[Data extracted from a collection]
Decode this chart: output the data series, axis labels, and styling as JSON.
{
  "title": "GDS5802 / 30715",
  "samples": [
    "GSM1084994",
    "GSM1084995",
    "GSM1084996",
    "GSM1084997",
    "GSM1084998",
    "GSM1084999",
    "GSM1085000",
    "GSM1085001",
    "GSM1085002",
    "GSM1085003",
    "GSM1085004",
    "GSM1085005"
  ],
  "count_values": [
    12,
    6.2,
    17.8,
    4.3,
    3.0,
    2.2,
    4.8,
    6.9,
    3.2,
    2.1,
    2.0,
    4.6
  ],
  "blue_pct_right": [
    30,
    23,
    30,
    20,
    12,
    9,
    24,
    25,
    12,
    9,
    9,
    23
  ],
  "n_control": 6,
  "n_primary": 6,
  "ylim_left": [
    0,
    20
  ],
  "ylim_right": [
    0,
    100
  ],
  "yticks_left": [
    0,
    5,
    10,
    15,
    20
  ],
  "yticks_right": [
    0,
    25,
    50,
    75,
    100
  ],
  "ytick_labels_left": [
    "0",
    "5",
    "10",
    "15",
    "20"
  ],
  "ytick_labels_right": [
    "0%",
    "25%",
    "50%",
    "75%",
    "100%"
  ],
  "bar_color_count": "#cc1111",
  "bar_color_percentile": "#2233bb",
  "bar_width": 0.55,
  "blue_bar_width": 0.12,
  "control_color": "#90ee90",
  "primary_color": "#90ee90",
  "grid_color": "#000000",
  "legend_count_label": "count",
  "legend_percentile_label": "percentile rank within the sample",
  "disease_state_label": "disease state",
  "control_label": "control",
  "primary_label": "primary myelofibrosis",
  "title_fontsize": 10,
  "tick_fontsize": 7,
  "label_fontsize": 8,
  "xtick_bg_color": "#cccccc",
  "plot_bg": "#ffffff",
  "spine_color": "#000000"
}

## Exercise task
Copy every line of the material, please, keeping it exactly the same.

## Written response
Decode this chart: output the data series, axis labels, and styling as JSON.
{
  "title": "GDS5802 / 30715",
  "samples": [
    "GSM1084994",
    "GSM1084995",
    "GSM1084996",
    "GSM1084997",
    "GSM1084998",
    "GSM1084999",
    "GSM1085000",
    "GSM1085001",
    "GSM1085002",
    "GSM1085003",
    "GSM1085004",
    "GSM1085005"
  ],
  "count_values": [
    12,
    6.2,
    17.8,
    4.3,
    3.0,
    2.2,
    4.8,
    6.9,
    3.2,
    2.1,
    2.0,
    4.6
  ],
  "blue_pct_right": [
    30,
    23,
    30,
    20,
    12,
    9,
    24,
    25,
    12,
    9,
    9,
    23
  ],
  "n_control": 6,
  "n_primary": 6,
  "ylim_left": [
    0,
    20
  ],
  "ylim_right": [
    0,
    100
  ],
  "yticks_left": [
    0,
    5,
    10,
    15,
    20
  ],
  "yticks_right": [
    0,
    25,
    50,
    75,
    100
  ],
  "ytick_labels_left": [
    "0",
    "5",
    "10",
    "15",
    "20"
  ],
  "ytick_labels_right": [
    "0%",
    "25%",
    "50%",
    "75%",
    "100%"
  ],
  "bar_color_count": "#cc1111",
  "bar_color_percentile": "#2233bb",
  "bar_width": 0.55,
  "blue_bar_width": 0.12,
  "control_color": "#90ee90",
  "primary_color": "#90ee90",
  "grid_color": "#000000",
  "legend_count_label": "count",
  "legend_percentile_label": "percentile rank within the sample",
  "disease_state_label": "disease state",
  "control_label": "control",
  "primary_label": "primary myelofibrosis",
  "title_fontsize": 10,
  "tick_fontsize": 7,
  "label_fontsize": 8,
  "xtick_bg_color": "#cccccc",
  "plot_bg": "#ffffff",
  "spine_color": "#000000"
}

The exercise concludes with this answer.